BEGIN

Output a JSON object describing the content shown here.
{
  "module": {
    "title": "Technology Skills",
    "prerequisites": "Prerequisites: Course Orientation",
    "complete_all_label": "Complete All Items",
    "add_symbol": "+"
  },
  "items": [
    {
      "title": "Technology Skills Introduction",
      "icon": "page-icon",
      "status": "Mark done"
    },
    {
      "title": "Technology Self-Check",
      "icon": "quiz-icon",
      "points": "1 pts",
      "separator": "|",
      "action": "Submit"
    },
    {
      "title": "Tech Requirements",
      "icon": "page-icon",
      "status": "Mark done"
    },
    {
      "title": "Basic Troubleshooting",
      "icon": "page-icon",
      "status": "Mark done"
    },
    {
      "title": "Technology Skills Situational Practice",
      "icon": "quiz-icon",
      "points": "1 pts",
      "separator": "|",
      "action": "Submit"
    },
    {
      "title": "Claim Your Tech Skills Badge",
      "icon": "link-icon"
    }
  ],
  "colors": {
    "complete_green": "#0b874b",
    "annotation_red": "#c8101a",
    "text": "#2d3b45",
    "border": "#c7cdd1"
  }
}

END

Work to do: Take every line above carrying "Technology" and return it.

Answer in full:
    "title": "Technology Skills",
      "title": "Technology Skills Introduction",
      "title": "Technology Self-Check",
      "title": "Technology Skills Situational Practice",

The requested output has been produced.